(Dataset records)
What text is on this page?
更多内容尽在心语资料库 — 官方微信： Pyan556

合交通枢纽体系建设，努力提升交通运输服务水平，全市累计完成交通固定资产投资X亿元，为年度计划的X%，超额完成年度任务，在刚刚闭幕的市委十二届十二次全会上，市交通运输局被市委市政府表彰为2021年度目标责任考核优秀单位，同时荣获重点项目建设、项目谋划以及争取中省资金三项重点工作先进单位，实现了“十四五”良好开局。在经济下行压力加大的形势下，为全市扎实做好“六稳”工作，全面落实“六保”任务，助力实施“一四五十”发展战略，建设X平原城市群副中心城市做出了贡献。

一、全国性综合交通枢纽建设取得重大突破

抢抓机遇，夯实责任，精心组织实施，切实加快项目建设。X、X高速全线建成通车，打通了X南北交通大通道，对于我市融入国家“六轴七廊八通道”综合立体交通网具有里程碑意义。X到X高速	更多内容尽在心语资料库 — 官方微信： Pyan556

• _Goal_
In the entries above, find each line with the word "官方微信" and show it.

• _Response to this task_
更多内容尽在心语资料库 — 官方微信： Pyan556
抢抓机遇，夯实责任，精心组织实施，切实加快项目建设。X、X高速全线建成通车，打通了X南北交通大通道，对于我市融入国家“六轴七廊八通道”综合立体交通网具有里程碑意义。X到X高速	更多内容尽在心语资料库 — 官方微信： Pyan556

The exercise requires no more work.